Dataset records
■ ■ ■ ■ ■ ■ ■

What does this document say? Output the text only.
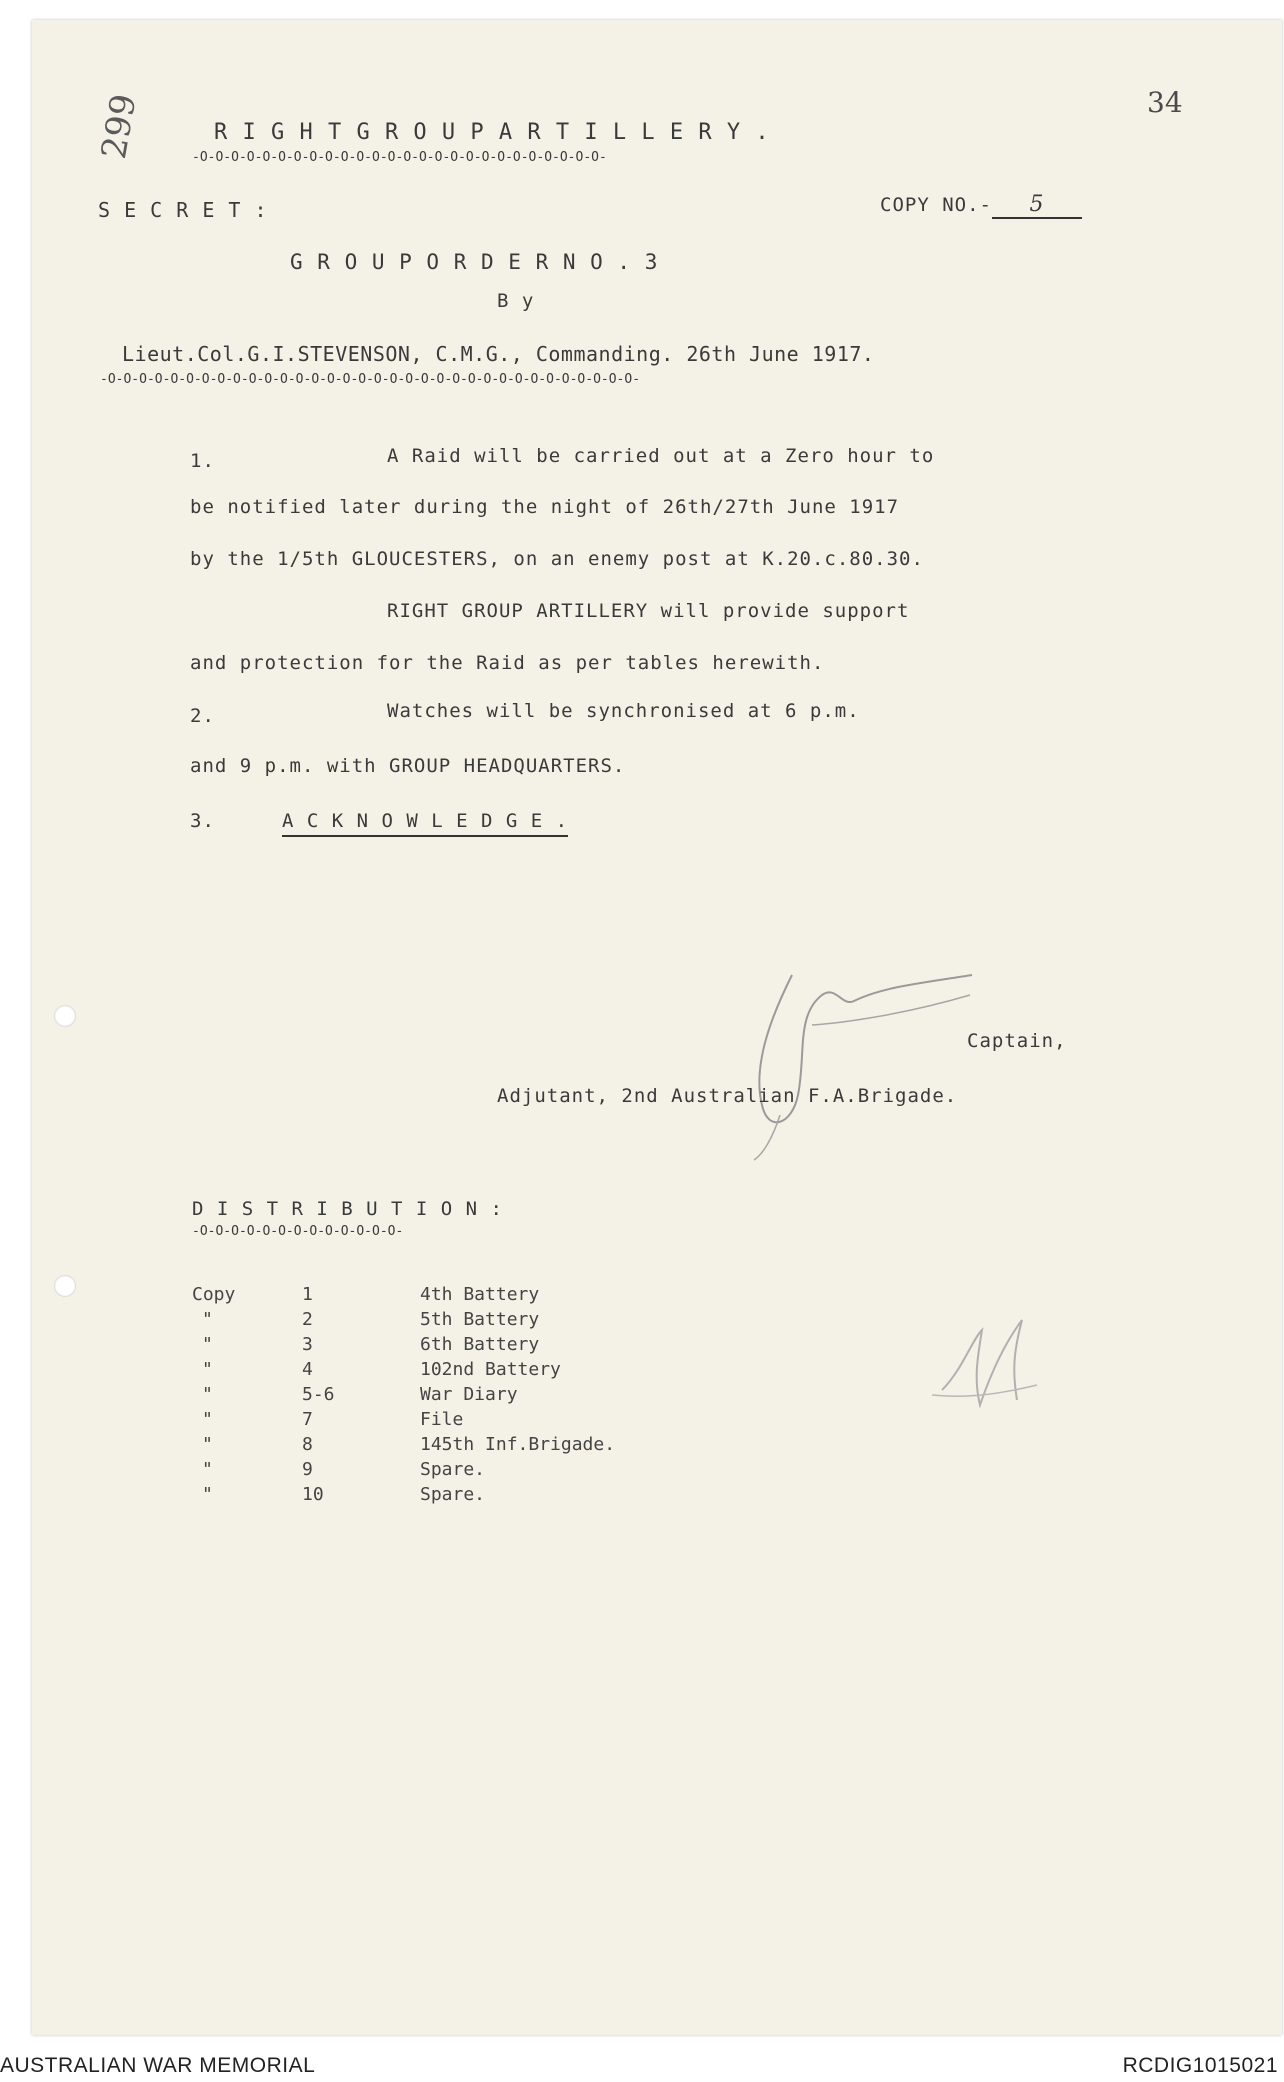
34
299	R I G H T G R O U P A R T I L L E R Y .
-O-O-O-O-O-O-O-O-O-O-O-O-O-O-O-O-O-O-O-O-O-O-O-O-O-O-
S E C R E T :	COPY NO.- 5
G R O U P O R D E R N O . 3
B y
Lieut.Col.G.I.STEVENSON, C.M.G., Commanding. 26th June 1917.
-O-O-O-O-O-O-O-O-O-O-O-O-O-O-O-O-O-O-O-O-O-O-O-O-O-O-O-O-O-O-O-O-O-O-
1.	A Raid will be carried out at a Zero hour to
be notified later during the night of 26th/27th June 1917
by the 1/5th GLOUCESTERS, on an enemy post at K.20.c.80.30.
RIGHT GROUP ARTILLERY will provide support
and protection for the Raid as per tables herewith.
2.	Watches will be synchronised at 6 p.m.
and 9 p.m. with GROUP HEADQUARTERS.
3.	A C K N O W L E D G E .
Captain,
Adjutant, 2nd Australian F.A.Brigade.
D I S T R I B U T I O N :
-O-O-O-O-O-O-O-O-O-O-O-O-O-
Copy	1	4th Battery
"	2	5th Battery
"	3	6th Battery
"	4	102nd Battery
"	5-6	War Diary
"	7	File
"	8	145th Inf.Brigade.
"	9	Spare.
"	10	Spare.
AUSTRALIAN WAR MEMORIAL	RCDIG1015021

■ ■ ■ ■ ■ ■ ■

» **Problem description**
The listing above needs to be output again exactly. Don't include the pictures.

» **Written response**
What does this document say? Output the text only.
34
299	R I G H T G R O U P A R T I L L E R Y .
-O-O-O-O-O-O-O-O-O-O-O-O-O-O-O-O-O-O-O-O-O-O-O-O-O-O-
S E C R E T :	COPY NO.- 5
G R O U P O R D E R N O . 3
B y
Lieut.Col.G.I.STEVENSON, C.M.G., Commanding. 26th June 1917.
-O-O-O-O-O-O-O-O-O-O-O-O-O-O-O-O-O-O-O-O-O-O-O-O-O-O-O-O-O-O-O-O-O-O-
1.	A Raid will be carried out at a Zero hour to
be notified later during the night of 26th/27th June 1917
by the 1/5th GLOUCESTERS, on an enemy post at K.20.c.80.30.
RIGHT GROUP ARTILLERY will provide support
and protection for the Raid as per tables herewith.
2.	Watches will be synchronised at 6 p.m.
and 9 p.m. with GROUP HEADQUARTERS.
3.	A C K N O W L E D G E .
Captain,
Adjutant, 2nd Australian F.A.Brigade.
D I S T R I B U T I O N :
-O-O-O-O-O-O-O-O-O-O-O-O-O-
Copy	1	4th Battery
"	2	5th Battery
"	3	6th Battery
"	4	102nd Battery
"	5-6	War Diary
"	7	File
"	8	145th Inf.Brigade.
"	9	Spare.
"	10	Spare.
AUSTRALIAN WAR MEMORIAL	RCDIG1015021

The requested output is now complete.